-------- Data section --------
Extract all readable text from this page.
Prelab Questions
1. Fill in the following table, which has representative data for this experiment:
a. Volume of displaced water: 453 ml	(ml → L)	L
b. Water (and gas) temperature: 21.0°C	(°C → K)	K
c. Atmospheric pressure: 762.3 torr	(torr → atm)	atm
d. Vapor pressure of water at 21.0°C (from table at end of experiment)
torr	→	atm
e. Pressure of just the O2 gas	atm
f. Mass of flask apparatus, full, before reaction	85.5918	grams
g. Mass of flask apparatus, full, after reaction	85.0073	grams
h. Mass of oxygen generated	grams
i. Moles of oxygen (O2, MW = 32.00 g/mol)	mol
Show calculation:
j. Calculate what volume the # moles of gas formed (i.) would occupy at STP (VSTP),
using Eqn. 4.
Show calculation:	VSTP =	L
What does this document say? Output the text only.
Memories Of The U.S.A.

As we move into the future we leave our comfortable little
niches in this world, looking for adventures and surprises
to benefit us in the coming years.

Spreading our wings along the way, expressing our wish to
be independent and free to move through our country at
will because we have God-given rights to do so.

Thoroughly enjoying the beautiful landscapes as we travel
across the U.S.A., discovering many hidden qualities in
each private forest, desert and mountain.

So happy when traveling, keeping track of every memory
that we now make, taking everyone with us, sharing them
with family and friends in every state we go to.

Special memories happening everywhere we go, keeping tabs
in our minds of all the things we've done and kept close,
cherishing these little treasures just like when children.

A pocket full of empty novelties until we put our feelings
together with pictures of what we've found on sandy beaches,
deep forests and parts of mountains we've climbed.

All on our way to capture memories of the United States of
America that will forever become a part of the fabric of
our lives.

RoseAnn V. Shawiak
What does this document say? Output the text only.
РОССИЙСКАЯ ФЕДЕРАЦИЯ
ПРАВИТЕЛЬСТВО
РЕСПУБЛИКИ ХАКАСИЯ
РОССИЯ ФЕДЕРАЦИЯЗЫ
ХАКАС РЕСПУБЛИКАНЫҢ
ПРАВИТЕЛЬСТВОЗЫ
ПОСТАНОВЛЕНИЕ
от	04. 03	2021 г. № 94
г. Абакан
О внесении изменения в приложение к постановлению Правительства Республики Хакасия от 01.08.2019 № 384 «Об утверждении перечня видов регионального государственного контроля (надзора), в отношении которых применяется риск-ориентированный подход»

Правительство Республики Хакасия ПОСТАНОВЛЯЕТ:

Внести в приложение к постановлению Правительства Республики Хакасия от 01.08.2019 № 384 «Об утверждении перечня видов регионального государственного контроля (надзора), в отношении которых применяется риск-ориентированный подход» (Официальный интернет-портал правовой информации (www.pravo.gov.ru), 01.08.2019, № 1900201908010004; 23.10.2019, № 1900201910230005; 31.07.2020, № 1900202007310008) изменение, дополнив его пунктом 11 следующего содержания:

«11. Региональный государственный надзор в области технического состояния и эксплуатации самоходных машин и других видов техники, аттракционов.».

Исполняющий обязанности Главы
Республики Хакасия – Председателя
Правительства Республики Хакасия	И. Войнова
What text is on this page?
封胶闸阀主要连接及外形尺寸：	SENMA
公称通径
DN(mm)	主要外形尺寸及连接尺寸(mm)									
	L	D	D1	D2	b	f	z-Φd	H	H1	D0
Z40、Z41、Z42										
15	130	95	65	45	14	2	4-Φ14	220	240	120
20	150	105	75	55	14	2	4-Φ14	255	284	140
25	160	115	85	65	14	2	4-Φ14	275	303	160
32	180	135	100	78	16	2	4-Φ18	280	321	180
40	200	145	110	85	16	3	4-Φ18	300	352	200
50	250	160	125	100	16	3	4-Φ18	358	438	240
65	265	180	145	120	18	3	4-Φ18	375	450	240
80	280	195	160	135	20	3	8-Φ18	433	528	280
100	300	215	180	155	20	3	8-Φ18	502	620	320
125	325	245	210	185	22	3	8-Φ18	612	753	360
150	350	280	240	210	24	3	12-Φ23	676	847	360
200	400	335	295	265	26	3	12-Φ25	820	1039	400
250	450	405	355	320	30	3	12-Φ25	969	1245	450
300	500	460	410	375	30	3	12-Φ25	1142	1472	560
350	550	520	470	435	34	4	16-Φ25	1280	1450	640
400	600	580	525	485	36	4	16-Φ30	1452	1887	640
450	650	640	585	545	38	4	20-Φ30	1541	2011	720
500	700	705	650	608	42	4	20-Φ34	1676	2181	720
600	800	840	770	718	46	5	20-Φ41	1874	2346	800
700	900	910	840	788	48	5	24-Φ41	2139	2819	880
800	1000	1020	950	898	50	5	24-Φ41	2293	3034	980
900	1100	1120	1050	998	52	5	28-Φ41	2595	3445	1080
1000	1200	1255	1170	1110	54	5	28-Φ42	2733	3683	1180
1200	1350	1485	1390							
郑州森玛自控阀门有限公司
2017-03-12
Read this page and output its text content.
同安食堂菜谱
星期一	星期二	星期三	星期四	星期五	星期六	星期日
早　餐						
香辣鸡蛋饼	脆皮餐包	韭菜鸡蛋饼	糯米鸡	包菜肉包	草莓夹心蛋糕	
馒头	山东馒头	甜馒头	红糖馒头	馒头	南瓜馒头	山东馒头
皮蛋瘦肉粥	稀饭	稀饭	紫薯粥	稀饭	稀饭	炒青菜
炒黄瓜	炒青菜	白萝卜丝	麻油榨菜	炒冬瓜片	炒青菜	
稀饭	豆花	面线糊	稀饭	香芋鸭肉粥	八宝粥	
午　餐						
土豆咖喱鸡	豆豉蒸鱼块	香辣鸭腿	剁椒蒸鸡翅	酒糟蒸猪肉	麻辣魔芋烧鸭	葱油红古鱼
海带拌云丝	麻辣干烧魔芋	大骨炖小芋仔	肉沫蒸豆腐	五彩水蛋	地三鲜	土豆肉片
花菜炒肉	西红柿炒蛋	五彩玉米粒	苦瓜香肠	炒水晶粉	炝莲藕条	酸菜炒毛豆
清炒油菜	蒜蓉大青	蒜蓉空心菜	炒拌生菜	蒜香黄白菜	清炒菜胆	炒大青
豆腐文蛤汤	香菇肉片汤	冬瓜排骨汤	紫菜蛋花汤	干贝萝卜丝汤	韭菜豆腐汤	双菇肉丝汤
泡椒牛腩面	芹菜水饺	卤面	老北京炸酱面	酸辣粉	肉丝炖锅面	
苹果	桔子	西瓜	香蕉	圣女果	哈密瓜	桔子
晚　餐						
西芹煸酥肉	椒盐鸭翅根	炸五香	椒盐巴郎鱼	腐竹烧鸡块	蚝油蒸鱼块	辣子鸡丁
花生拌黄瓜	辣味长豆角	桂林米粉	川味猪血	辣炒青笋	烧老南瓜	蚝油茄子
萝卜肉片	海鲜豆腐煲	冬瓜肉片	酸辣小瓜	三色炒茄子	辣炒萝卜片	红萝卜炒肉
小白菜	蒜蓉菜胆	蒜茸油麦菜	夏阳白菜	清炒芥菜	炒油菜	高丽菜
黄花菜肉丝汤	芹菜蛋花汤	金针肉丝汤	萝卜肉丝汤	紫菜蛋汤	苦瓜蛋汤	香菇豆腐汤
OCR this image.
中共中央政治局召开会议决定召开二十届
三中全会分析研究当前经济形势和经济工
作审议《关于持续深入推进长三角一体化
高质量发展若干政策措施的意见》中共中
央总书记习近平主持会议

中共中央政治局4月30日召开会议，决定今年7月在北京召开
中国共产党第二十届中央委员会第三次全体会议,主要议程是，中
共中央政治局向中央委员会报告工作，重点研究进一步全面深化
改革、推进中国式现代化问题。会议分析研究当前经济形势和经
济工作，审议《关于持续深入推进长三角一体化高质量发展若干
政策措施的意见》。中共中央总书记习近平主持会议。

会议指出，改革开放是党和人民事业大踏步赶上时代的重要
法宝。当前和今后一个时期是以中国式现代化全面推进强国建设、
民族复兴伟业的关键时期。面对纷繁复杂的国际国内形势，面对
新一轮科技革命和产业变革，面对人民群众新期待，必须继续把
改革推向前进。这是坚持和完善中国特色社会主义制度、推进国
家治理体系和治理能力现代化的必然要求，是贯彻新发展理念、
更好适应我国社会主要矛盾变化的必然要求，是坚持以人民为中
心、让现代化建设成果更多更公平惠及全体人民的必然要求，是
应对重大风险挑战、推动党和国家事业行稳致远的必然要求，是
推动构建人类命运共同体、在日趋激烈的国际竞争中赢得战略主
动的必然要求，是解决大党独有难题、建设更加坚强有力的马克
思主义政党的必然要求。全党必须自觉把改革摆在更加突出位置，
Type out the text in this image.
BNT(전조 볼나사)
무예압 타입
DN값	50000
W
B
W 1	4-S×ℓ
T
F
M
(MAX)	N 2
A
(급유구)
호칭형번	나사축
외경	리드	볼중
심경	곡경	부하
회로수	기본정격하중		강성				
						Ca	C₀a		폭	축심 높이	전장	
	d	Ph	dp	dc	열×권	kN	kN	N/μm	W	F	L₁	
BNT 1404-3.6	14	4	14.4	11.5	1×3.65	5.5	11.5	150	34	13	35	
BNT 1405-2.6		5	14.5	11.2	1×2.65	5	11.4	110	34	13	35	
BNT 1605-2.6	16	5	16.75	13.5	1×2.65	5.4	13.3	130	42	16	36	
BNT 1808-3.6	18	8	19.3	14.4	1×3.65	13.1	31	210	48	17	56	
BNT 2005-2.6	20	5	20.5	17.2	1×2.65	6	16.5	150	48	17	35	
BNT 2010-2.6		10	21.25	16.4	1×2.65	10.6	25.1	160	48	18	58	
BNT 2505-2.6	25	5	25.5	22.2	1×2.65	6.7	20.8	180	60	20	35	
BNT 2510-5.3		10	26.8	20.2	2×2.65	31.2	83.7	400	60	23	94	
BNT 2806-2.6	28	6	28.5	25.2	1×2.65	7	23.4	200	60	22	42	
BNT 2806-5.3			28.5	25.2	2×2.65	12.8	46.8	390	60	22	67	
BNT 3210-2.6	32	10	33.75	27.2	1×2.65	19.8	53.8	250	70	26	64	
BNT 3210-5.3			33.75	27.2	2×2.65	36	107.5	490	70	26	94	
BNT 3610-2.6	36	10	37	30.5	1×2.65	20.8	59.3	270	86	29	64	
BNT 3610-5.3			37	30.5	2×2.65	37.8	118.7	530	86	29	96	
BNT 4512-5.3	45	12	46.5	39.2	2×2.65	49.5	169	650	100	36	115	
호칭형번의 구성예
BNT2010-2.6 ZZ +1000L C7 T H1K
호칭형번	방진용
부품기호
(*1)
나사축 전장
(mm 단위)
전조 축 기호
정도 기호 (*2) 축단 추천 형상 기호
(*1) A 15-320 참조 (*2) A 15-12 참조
--------
> [Description of the task] Copy out every line from the material above in which the word "little" appears.

> [Task answer]
As we move into the future we leave our comfortable little
cherishing these little treasures just like when children.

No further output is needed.